* _Tareas_:
a) Escribe, sin cambiar nada, el trozo del pasaje sobre la unidad interior que empieza con “Nefi expresó sentimientos” y sigue hasta “4:19). ¿Qué quiso decir?”.
b) Retoma el pasaje sobre la unidad interior y sigue escribiéndolo a partir de su última oración.

* _Pasaje_:
______

Nefi expresó sentimientos semejantes.
“Sin embargo, a pesar de la gran bondad del Señor al mostrarme sus grandes y maravillosas obras, mi corazón exclama: ¡Oh, miserable hombre que soy! Sí, mi corazón se entristece a causa de mi carne. Mi alma se aflige a causa de mis iniquidades.
“Me veo circundado a causa de las tentaciones y pecados que tan fácilmente me asedian” (2 Nefi 4:17–18).
Mas, al recordar al Salvador, Nefi pronuncia esta conclusión llena de esperanza: “…no obstante, sé en quien he confiado” (2 Nefi 4:19). ¿Qué quiso decir?
Jesús fue también un ser de carne y espíritu, pero no cedió a la tentación (véase Mosíah 15:5). Al buscar unidad y paz dentro de nosotros, podemos volvernos a Jesucristo porque Él comprende; comprende qué significa afrontar la lucha y también cómo ganarla. Como dijo Pablo: “…no tenemos un sumo sacerdote que no pueda compadecerse de nuestras debilidades, sino uno que fue tentado en todo según nuestra semejanza, pero sin pecado” (Hebreos 4:15).
Lo más importante es que podemos acudir a Jesús para que nos ayude a restaurar la unión interior de nuestras almas cuando hayamos caído ante el pecado y destruido nuestra paz. Poco después de Su súplica intercesora para que fuésemos “perfectos en unidad”, Jesús sufrió y dio Su vida para expiar el pecado. El poder de Su expiación puede eliminar los efectos del pecado. Cuando nos arrepentimos, Su gracia expiadora nos justifica y purifica (véase 3 Nefi 27:16–20). Es como si no hubiéramos sucumbido, como si no hubiéramos cedido a la tentación.
Al esforzarnos día a día y semana tras semana por seguir el camino de Cristo, nuestro espíritu afirma su preeminencia, la pugna interior decrece y las tentaciones cesan de causar preocupación. Hay una armonía cada vez mayor entre lo espiritual y lo físico hasta que nuestros cuerpos físicos se transforman, como dijo Pablo, de “instrumentos de iniquidad” en “instrumentos de justicia” ante Dios (véase Romanos 6:13).
Llegar a ser uno dentro de nosotros mismos nos prepara para la bendición aún más grandiosa de llegar a ser uno con Dios y Jesucristo.
Jesús logró una unidad perfecta con el Padre al someterse, tanto en cuerpo como en espíritu, a la voluntad del Padre. Su ministerio estuvo siempre claramente definido porque en Él no había una doble mentalidad que le debilitara ni le distrajera. Al referirse a Su Padre, Jesús dijo: “porque yo hago siempre lo que le agrada” (Juan 8:29).

______

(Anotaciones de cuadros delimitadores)
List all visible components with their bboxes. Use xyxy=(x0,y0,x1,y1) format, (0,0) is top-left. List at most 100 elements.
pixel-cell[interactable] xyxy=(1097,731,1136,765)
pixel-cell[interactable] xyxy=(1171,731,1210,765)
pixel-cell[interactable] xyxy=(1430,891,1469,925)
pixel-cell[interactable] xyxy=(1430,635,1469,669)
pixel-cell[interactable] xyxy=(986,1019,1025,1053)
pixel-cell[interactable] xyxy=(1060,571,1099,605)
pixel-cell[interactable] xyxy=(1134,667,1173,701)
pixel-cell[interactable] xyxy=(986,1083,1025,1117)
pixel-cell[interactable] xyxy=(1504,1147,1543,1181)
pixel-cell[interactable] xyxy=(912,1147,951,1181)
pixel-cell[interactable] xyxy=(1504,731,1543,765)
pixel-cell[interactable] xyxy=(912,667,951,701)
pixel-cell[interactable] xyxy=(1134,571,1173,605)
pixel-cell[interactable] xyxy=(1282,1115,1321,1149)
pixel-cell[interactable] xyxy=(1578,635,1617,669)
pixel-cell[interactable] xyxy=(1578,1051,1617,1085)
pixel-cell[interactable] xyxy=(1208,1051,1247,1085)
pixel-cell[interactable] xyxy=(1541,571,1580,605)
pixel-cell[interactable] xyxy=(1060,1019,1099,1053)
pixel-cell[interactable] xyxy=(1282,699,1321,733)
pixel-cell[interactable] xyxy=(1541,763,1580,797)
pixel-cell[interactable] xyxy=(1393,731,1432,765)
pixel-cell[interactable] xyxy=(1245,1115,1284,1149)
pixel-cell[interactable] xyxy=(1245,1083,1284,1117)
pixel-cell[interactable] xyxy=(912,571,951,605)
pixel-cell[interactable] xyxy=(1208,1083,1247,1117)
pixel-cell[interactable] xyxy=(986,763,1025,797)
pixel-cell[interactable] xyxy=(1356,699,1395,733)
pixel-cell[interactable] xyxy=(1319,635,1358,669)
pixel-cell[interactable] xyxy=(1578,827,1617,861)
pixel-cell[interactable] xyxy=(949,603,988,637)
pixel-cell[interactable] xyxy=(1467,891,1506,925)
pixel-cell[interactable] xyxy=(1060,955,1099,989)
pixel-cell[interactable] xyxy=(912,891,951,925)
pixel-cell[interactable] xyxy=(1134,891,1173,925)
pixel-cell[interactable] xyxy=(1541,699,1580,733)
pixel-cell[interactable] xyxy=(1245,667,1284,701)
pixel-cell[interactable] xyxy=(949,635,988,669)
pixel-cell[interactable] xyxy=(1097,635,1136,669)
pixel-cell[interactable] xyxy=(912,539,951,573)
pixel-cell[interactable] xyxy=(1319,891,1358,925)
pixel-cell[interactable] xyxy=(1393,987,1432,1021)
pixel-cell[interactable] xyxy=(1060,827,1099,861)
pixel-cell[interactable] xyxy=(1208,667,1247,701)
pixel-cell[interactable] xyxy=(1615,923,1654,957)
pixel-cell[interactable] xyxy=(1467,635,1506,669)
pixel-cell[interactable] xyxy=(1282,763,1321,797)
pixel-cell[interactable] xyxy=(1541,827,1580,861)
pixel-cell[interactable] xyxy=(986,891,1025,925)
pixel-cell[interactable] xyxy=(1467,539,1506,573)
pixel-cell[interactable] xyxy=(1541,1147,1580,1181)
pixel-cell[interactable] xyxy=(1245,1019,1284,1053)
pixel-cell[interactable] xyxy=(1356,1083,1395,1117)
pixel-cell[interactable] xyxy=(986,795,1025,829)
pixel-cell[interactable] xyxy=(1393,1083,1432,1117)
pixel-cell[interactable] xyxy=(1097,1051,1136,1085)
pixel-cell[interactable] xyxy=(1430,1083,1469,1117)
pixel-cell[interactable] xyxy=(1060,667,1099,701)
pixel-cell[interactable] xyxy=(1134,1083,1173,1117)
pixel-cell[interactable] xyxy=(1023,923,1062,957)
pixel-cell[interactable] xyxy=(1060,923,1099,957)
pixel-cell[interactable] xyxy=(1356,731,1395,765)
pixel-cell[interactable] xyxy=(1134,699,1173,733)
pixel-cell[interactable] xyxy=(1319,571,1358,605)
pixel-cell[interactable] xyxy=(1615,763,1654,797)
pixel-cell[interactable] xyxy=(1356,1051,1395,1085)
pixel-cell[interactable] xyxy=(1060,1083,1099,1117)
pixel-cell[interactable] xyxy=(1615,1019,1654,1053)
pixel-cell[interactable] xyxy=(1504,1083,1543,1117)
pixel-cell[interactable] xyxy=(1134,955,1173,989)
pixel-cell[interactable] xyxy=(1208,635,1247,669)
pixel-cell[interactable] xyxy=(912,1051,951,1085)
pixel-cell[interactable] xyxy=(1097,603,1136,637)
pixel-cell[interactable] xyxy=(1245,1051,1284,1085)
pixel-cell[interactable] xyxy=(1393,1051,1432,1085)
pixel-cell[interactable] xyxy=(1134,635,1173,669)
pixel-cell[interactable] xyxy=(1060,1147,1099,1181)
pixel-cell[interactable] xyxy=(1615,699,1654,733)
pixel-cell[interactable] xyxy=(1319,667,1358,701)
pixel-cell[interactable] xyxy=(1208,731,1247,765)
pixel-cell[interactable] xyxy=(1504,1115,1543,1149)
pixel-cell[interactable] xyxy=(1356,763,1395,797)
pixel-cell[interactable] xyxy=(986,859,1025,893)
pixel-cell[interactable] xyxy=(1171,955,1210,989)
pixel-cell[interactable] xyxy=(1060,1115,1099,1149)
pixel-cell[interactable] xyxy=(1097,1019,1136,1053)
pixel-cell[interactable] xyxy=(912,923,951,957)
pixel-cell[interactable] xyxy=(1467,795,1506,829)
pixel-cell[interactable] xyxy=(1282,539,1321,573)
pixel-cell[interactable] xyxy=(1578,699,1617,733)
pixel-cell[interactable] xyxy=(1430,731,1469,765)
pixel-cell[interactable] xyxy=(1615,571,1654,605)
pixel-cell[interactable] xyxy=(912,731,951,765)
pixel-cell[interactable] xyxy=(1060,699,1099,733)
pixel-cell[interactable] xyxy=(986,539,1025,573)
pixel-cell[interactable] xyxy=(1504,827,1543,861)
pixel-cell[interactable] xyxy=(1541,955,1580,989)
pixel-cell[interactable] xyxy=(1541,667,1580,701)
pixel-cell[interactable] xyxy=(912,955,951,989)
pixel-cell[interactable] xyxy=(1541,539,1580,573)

______

* _Respuestas_:
a)
Nefi expresó sentimientos semejantes.
“Sin embargo, a pesar de la gran bondad del Señor al mostrarme sus grandes y maravillosas obras, mi corazón exclama: ¡Oh, miserable hombre que soy! Sí, mi corazón se entristece a causa de mi carne. Mi alma se aflige a causa de mis iniquidades.
“Me veo circundado a causa de las tentaciones y pecados que tan fácilmente me asedian” (2 Nefi 4:17–18).
Mas, al recordar al Salvador, Nefi pronuncia esta conclusión llena de esperanza: “…no obstante, sé en quien he confiado” (2 Nefi 4:19). ¿Qué quiso decir?

b)
Por ser la voluntad del Padre, Jesús se sometió aun hasta la muerte, “la voluntad del Hijo siendo absorbida en la voluntad del Padre” (Mosíah 15:7).
Indudablemente, no fue cosa insignificante. Ese sufrimiento dijo: “…hizo que yo, Dios, el mayor de todos, temblara a causa del dolor y sangrara por cada poro y padeciera, tanto en el cuerpo como en el espíritu, y deseara no tener que beber la amarga copa y desmayar.
“Sin embargo, gloria sea al Padre, bebí, y acabé mis preparativos para con los hijos de los hombres” (D. y C. 19:18–19).
Esas declaraciones revelan que la aspiración suprema del Salvador es glorificar al Padre. El Padre es “en” el Hijo en el sentido de que la gloria y la voluntad del Padre son la preocupación máxima del Hijo.
Durante la Última Cena con Sus apóstoles, el Salvador dijo:
“Yo soy la vid verdadera, y mi Padre es el labrador.
“Todo pámpano que en mí no lleva fruto, lo quitará; y todo aquel que lleva fruto, lo limpiará, para que lleve más fruto” (Juan 15:1–2).
Es posible que no sepamos con anticipación qué forma de expiación personal sea necesaria ni qué sacrificios implique, pero si preguntáramos como lo hizo el joven rico: “¿Qué más me falta?” (Mateo 19:20), la respuesta del Salvador sería la misma: “Ven y sígueme” (Mateo 19:21); sé mi discípulo, así como yo soy discípulo del Padre, llega a ser “como un niño: sumiso, manso, humilde, paciente, lleno de amor y dispuesto a [someterte] a cuanto el Señor juzgue conveniente imponer sobre [ti], tal como un niño se somete a su padre” (Mosíah 3:19).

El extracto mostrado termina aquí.